| Exercise aim |
Take the entries below and print all of them exactly, please.

| Task input |
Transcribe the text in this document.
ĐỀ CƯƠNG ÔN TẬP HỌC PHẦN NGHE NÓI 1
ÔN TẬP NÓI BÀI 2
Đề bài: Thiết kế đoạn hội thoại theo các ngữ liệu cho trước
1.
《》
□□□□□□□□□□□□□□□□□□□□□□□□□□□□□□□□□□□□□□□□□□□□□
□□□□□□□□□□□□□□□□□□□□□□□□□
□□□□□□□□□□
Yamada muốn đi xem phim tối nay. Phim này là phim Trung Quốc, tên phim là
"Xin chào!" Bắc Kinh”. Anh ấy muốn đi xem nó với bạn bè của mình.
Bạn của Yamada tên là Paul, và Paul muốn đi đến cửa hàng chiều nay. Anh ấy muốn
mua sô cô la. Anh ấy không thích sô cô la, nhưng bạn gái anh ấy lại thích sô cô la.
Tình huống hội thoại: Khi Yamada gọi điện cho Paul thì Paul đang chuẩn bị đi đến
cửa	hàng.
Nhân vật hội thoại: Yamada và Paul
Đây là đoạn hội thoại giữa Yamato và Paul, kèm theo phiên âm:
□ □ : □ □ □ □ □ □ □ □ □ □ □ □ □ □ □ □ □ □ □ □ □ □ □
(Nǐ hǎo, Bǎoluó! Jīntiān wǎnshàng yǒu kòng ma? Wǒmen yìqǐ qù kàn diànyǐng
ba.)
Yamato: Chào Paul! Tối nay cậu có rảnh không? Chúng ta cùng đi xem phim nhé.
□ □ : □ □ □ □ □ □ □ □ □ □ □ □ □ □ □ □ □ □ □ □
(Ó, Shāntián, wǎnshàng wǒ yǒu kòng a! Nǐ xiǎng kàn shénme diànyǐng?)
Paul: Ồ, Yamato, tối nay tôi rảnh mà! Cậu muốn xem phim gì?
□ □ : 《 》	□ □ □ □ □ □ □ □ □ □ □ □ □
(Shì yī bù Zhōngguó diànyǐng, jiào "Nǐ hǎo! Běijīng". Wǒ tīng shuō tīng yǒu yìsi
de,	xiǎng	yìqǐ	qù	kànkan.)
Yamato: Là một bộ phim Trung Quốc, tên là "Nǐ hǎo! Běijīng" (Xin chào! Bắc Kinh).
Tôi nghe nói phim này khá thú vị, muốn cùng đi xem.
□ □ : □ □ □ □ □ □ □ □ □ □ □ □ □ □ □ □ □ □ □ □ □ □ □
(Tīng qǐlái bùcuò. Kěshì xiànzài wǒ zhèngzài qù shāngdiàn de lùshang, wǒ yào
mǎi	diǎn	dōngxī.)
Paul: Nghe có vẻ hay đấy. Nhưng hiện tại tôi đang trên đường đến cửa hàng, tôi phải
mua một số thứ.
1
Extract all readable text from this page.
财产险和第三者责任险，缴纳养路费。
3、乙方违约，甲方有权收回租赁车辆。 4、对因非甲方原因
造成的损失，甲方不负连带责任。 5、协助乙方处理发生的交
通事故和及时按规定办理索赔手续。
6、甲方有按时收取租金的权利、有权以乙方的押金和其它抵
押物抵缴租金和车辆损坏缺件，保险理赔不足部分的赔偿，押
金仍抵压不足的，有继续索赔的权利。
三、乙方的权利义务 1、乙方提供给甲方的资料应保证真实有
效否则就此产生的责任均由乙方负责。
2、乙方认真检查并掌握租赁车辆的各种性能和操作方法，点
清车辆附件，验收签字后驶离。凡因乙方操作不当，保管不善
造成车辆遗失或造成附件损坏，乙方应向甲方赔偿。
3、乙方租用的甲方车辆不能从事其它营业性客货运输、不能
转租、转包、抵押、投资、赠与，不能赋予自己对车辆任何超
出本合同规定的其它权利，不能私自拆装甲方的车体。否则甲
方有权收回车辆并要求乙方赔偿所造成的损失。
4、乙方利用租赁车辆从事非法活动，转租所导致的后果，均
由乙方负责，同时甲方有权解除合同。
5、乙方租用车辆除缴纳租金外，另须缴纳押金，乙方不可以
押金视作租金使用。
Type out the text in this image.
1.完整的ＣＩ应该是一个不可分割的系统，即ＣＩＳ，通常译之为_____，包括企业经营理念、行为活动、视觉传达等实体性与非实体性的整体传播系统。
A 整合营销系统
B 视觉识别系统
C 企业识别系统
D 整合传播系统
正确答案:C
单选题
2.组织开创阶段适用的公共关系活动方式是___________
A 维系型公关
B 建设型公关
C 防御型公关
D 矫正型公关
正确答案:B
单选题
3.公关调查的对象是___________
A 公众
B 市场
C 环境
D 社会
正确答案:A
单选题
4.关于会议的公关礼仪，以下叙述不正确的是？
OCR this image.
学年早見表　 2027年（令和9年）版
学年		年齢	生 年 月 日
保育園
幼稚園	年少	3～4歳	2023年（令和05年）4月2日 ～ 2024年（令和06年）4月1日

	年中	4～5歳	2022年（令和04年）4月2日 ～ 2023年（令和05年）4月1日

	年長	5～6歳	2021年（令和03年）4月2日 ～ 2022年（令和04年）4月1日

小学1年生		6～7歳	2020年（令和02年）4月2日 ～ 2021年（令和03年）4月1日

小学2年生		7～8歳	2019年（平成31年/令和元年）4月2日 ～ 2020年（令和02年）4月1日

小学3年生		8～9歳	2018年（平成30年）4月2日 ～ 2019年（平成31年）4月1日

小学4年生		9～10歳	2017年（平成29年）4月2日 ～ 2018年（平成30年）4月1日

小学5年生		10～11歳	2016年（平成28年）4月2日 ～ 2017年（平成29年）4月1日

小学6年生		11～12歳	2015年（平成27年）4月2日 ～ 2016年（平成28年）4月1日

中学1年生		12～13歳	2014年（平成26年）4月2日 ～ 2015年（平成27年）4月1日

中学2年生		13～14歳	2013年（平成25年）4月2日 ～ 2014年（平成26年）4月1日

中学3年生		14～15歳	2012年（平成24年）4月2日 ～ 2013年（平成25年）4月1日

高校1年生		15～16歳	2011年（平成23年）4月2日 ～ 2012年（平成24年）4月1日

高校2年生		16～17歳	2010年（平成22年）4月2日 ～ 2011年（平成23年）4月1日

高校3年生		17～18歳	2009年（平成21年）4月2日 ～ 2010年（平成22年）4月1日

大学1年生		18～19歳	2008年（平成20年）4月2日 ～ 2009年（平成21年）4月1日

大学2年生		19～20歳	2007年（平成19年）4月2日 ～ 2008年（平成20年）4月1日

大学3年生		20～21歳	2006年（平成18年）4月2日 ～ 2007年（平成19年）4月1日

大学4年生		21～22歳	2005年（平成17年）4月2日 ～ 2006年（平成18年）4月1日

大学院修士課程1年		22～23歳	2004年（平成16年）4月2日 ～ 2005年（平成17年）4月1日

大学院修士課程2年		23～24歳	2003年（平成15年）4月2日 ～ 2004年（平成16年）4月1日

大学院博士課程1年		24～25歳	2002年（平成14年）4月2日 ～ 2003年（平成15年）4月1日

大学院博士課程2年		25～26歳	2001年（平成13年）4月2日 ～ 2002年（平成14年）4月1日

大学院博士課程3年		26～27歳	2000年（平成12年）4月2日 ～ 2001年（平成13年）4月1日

| Correct response |
Transcribe the text in this document.
ĐỀ CƯƠNG ÔN TẬP HỌC PHẦN NGHE NÓI 1
ÔN TẬP NÓI BÀI 2
Đề bài: Thiết kế đoạn hội thoại theo các ngữ liệu cho trước
1.
《》
□□□□□□□□□□□□□□□□□□□□□□□□□□□□□□□□□□□□□□□□□□□□□
□□□□□□□□□□□□□□□□□□□□□□□□□
□□□□□□□□□□
Yamada muốn đi xem phim tối nay. Phim này là phim Trung Quốc, tên phim là
"Xin chào!" Bắc Kinh”. Anh ấy muốn đi xem nó với bạn bè của mình.
Bạn của Yamada tên là Paul, và Paul muốn đi đến cửa hàng chiều nay. Anh ấy muốn
mua sô cô la. Anh ấy không thích sô cô la, nhưng bạn gái anh ấy lại thích sô cô la.
Tình huống hội thoại: Khi Yamada gọi điện cho Paul thì Paul đang chuẩn bị đi đến
cửa	hàng.
Nhân vật hội thoại: Yamada và Paul
Đây là đoạn hội thoại giữa Yamato và Paul, kèm theo phiên âm:
□ □ : □ □ □ □ □ □ □ □ □ □ □ □ □ □ □ □ □ □ □ □ □ □ □
(Nǐ hǎo, Bǎoluó! Jīntiān wǎnshàng yǒu kòng ma? Wǒmen yìqǐ qù kàn diànyǐng
ba.)
Yamato: Chào Paul! Tối nay cậu có rảnh không? Chúng ta cùng đi xem phim nhé.
□ □ : □ □ □ □ □ □ □ □ □ □ □ □ □ □ □ □ □ □ □ □
(Ó, Shāntián, wǎnshàng wǒ yǒu kòng a! Nǐ xiǎng kàn shénme diànyǐng?)
Paul: Ồ, Yamato, tối nay tôi rảnh mà! Cậu muốn xem phim gì?
□ □ : 《 》	□ □ □ □ □ □ □ □ □ □ □ □ □
(Shì yī bù Zhōngguó diànyǐng, jiào "Nǐ hǎo! Běijīng". Wǒ tīng shuō tīng yǒu yìsi
de,	xiǎng	yìqǐ	qù	kànkan.)
Yamato: Là một bộ phim Trung Quốc, tên là "Nǐ hǎo! Běijīng" (Xin chào! Bắc Kinh).
Tôi nghe nói phim này khá thú vị, muốn cùng đi xem.
□ □ : □ □ □ □ □ □ □ □ □ □ □ □ □ □ □ □ □ □ □ □ □ □ □
(Tīng qǐlái bùcuò. Kěshì xiànzài wǒ zhèngzài qù shāngdiàn de lùshang, wǒ yào
mǎi	diǎn	dōngxī.)
Paul: Nghe có vẻ hay đấy. Nhưng hiện tại tôi đang trên đường đến cửa hàng, tôi phải
mua một số thứ.
1
Extract all readable text from this page.
财产险和第三者责任险，缴纳养路费。
3、乙方违约，甲方有权收回租赁车辆。 4、对因非甲方原因
造成的损失，甲方不负连带责任。 5、协助乙方处理发生的交
通事故和及时按规定办理索赔手续。
6、甲方有按时收取租金的权利、有权以乙方的押金和其它抵
押物抵缴租金和车辆损坏缺件，保险理赔不足部分的赔偿，押
金仍抵压不足的，有继续索赔的权利。
三、乙方的权利义务 1、乙方提供给甲方的资料应保证真实有
效否则就此产生的责任均由乙方负责。
2、乙方认真检查并掌握租赁车辆的各种性能和操作方法，点
清车辆附件，验收签字后驶离。凡因乙方操作不当，保管不善
造成车辆遗失或造成附件损坏，乙方应向甲方赔偿。
3、乙方租用的甲方车辆不能从事其它营业性客货运输、不能
转租、转包、抵押、投资、赠与，不能赋予自己对车辆任何超
出本合同规定的其它权利，不能私自拆装甲方的车体。否则甲
方有权收回车辆并要求乙方赔偿所造成的损失。
4、乙方利用租赁车辆从事非法活动，转租所导致的后果，均
由乙方负责，同时甲方有权解除合同。
5、乙方租用车辆除缴纳租金外，另须缴纳押金，乙方不可以
押金视作租金使用。
Type out the text in this image.
1.完整的ＣＩ应该是一个不可分割的系统，即ＣＩＳ，通常译之为_____，包括企业经营理念、行为活动、视觉传达等实体性与非实体性的整体传播系统。
A 整合营销系统
B 视觉识别系统
C 企业识别系统
D 整合传播系统
正确答案:C
单选题
2.组织开创阶段适用的公共关系活动方式是___________
A 维系型公关
B 建设型公关
C 防御型公关
D 矫正型公关
正确答案:B
单选题
3.公关调查的对象是___________
A 公众
B 市场
C 环境
D 社会
正确答案:A
单选题
4.关于会议的公关礼仪，以下叙述不正确的是？
OCR this image.
学年早見表　 2027年（令和9年）版
学年		年齢	生 年 月 日
保育園
幼稚園	年少	3～4歳	2023年（令和05年）4月2日 ～ 2024年（令和06年）4月1日

	年中	4～5歳	2022年（令和04年）4月2日 ～ 2023年（令和05年）4月1日

	年長	5～6歳	2021年（令和03年）4月2日 ～ 2022年（令和04年）4月1日

小学1年生		6～7歳	2020年（令和02年）4月2日 ～ 2021年（令和03年）4月1日

小学2年生		7～8歳	2019年（平成31年/令和元年）4月2日 ～ 2020年（令和02年）4月1日

小学3年生		8～9歳	2018年（平成30年）4月2日 ～ 2019年（平成31年）4月1日

小学4年生		9～10歳	2017年（平成29年）4月2日 ～ 2018年（平成30年）4月1日

小学5年生		10～11歳	2016年（平成28年）4月2日 ～ 2017年（平成29年）4月1日

小学6年生		11～12歳	2015年（平成27年）4月2日 ～ 2016年（平成28年）4月1日

中学1年生		12～13歳	2014年（平成26年）4月2日 ～ 2015年（平成27年）4月1日

中学2年生		13～14歳	2013年（平成25年）4月2日 ～ 2014年（平成26年）4月1日

中学3年生		14～15歳	2012年（平成24年）4月2日 ～ 2013年（平成25年）4月1日

高校1年生		15～16歳	2011年（平成23年）4月2日 ～ 2012年（平成24年）4月1日

高校2年生		16～17歳	2010年（平成22年）4月2日 ～ 2011年（平成23年）4月1日

高校3年生		17～18歳	2009年（平成21年）4月2日 ～ 2010年（平成22年）4月1日

大学1年生		18～19歳	2008年（平成20年）4月2日 ～ 2009年（平成21年）4月1日

大学2年生		19～20歳	2007年（平成19年）4月2日 ～ 2008年（平成20年）4月1日

大学3年生		20～21歳	2006年（平成18年）4月2日 ～ 2007年（平成19年）4月1日

大学4年生		21～22歳	2005年（平成17年）4月2日 ～ 2006年（平成18年）4月1日

大学院修士課程1年		22～23歳	2004年（平成16年）4月2日 ～ 2005年（平成17年）4月1日

大学院修士課程2年		23～24歳	2003年（平成15年）4月2日 ～ 2004年（平成16年）4月1日

大学院博士課程1年		24～25歳	2002年（平成14年）4月2日 ～ 2003年（平成15年）4月1日

大学院博士課程2年		25～26歳	2001年（平成13年）4月2日 ～ 2002年（平成14年）4月1日

大学院博士課程3年		26～27歳	2000年（平成12年）4月2日 ～ 2001年（平成13年）4月1日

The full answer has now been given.